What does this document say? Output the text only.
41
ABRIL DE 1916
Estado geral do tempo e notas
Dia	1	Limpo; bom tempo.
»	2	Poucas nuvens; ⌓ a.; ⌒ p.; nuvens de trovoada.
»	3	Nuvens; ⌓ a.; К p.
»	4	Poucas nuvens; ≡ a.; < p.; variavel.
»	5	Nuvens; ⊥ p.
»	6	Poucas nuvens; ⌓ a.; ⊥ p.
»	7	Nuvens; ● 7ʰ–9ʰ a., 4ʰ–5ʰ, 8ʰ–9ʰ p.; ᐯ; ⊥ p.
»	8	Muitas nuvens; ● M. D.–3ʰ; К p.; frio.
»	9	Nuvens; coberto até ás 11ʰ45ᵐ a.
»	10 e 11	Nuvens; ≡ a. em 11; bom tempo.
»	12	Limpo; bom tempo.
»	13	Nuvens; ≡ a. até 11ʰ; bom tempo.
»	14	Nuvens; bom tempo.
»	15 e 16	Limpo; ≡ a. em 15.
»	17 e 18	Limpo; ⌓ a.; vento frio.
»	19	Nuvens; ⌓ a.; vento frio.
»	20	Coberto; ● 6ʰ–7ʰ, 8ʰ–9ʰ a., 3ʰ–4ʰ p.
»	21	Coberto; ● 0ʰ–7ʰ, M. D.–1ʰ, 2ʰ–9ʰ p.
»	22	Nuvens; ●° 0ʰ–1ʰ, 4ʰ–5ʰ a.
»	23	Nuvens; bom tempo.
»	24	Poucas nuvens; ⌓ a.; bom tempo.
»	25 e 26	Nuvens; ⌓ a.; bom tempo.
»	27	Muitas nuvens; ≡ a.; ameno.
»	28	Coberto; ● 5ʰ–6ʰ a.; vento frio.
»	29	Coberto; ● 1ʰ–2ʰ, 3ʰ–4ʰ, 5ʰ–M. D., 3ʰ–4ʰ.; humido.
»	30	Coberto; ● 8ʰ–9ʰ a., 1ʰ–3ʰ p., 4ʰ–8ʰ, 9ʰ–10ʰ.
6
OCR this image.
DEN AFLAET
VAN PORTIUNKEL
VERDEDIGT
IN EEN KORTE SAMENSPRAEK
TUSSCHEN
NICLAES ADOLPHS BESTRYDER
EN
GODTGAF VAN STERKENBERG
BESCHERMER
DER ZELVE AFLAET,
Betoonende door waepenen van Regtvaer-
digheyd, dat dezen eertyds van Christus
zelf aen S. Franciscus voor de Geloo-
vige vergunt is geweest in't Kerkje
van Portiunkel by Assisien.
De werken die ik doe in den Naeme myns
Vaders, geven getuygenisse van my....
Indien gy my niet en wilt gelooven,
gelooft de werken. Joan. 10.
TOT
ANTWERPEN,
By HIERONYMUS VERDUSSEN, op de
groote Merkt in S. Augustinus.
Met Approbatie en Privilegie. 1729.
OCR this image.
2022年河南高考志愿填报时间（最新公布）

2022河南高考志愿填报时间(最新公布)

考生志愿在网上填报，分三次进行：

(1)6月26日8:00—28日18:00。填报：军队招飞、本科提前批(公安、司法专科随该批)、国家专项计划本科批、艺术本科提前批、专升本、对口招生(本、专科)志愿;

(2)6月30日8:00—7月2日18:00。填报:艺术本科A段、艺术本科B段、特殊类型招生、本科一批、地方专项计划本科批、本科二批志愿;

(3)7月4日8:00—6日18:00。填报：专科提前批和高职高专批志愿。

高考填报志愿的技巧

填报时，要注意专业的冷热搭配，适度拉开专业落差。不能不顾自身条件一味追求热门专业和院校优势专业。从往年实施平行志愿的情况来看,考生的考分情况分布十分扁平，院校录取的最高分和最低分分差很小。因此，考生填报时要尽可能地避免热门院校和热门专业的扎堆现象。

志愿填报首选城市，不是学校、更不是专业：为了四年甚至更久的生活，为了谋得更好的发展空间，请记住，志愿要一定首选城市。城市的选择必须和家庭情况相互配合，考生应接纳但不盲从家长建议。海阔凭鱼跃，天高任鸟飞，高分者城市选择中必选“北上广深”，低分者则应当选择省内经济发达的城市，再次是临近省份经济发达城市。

· · · · ·

→ TASK BRIEF
Repeat each record exactly. Omit nothing.

→ EXERCISE RESPONSE
What does this document say? Output the text only.
41
ABRIL DE 1916
Estado geral do tempo e notas
Dia	1	Limpo; bom tempo.
»	2	Poucas nuvens; ⌓ a.; ⌒ p.; nuvens de trovoada.
»	3	Nuvens; ⌓ a.; К p.
»	4	Poucas nuvens; ≡ a.; < p.; variavel.
»	5	Nuvens; ⊥ p.
»	6	Poucas nuvens; ⌓ a.; ⊥ p.
»	7	Nuvens; ● 7ʰ–9ʰ a., 4ʰ–5ʰ, 8ʰ–9ʰ p.; ᐯ; ⊥ p.
»	8	Muitas nuvens; ● M. D.–3ʰ; К p.; frio.
»	9	Nuvens; coberto até ás 11ʰ45ᵐ a.
»	10 e 11	Nuvens; ≡ a. em 11; bom tempo.
»	12	Limpo; bom tempo.
»	13	Nuvens; ≡ a. até 11ʰ; bom tempo.
»	14	Nuvens; bom tempo.
»	15 e 16	Limpo; ≡ a. em 15.
»	17 e 18	Limpo; ⌓ a.; vento frio.
»	19	Nuvens; ⌓ a.; vento frio.
»	20	Coberto; ● 6ʰ–7ʰ, 8ʰ–9ʰ a., 3ʰ–4ʰ p.
»	21	Coberto; ● 0ʰ–7ʰ, M. D.–1ʰ, 2ʰ–9ʰ p.
»	22	Nuvens; ●° 0ʰ–1ʰ, 4ʰ–5ʰ a.
»	23	Nuvens; bom tempo.
»	24	Poucas nuvens; ⌓ a.; bom tempo.
»	25 e 26	Nuvens; ⌓ a.; bom tempo.
»	27	Muitas nuvens; ≡ a.; ameno.
»	28	Coberto; ● 5ʰ–6ʰ a.; vento frio.
»	29	Coberto; ● 1ʰ–2ʰ, 3ʰ–4ʰ, 5ʰ–M. D., 3ʰ–4ʰ.; humido.
»	30	Coberto; ● 8ʰ–9ʰ a., 1ʰ–3ʰ p., 4ʰ–8ʰ, 9ʰ–10ʰ.
6
OCR this image.
DEN AFLAET
VAN PORTIUNKEL
VERDEDIGT
IN EEN KORTE SAMENSPRAEK
TUSSCHEN
NICLAES ADOLPHS BESTRYDER
EN
GODTGAF VAN STERKENBERG
BESCHERMER
DER ZELVE AFLAET,
Betoonende door waepenen van Regtvaer-
digheyd, dat dezen eertyds van Christus
zelf aen S. Franciscus voor de Geloo-
vige vergunt is geweest in't Kerkje
van Portiunkel by Assisien.
De werken die ik doe in den Naeme myns
Vaders, geven getuygenisse van my....
Indien gy my niet en wilt gelooven,
gelooft de werken. Joan. 10.
TOT
ANTWERPEN,
By HIERONYMUS VERDUSSEN, op de
groote Merkt in S. Augustinus.
Met Approbatie en Privilegie. 1729.
OCR this image.
2022年河南高考志愿填报时间（最新公布）

2022河南高考志愿填报时间(最新公布)

考生志愿在网上填报，分三次进行：

(1)6月26日8:00—28日18:00。填报：军队招飞、本科提前批(公安、司法专科随该批)、国家专项计划本科批、艺术本科提前批、专升本、对口招生(本、专科)志愿;

(2)6月30日8:00—7月2日18:00。填报:艺术本科A段、艺术本科B段、特殊类型招生、本科一批、地方专项计划本科批、本科二批志愿;

(3)7月4日8:00—6日18:00。填报：专科提前批和高职高专批志愿。

高考填报志愿的技巧

填报时，要注意专业的冷热搭配，适度拉开专业落差。不能不顾自身条件一味追求热门专业和院校优势专业。从往年实施平行志愿的情况来看,考生的考分情况分布十分扁平，院校录取的最高分和最低分分差很小。因此，考生填报时要尽可能地避免热门院校和热门专业的扎堆现象。

志愿填报首选城市，不是学校、更不是专业：为了四年甚至更久的生活，为了谋得更好的发展空间，请记住，志愿要一定首选城市。城市的选择必须和家庭情况相互配合，考生应接纳但不盲从家长建议。海阔凭鱼跃，天高任鸟飞，高分者城市选择中必选“北上广深”，低分者则应当选择省内经济发达的城市，再次是临近省份经济发达城市。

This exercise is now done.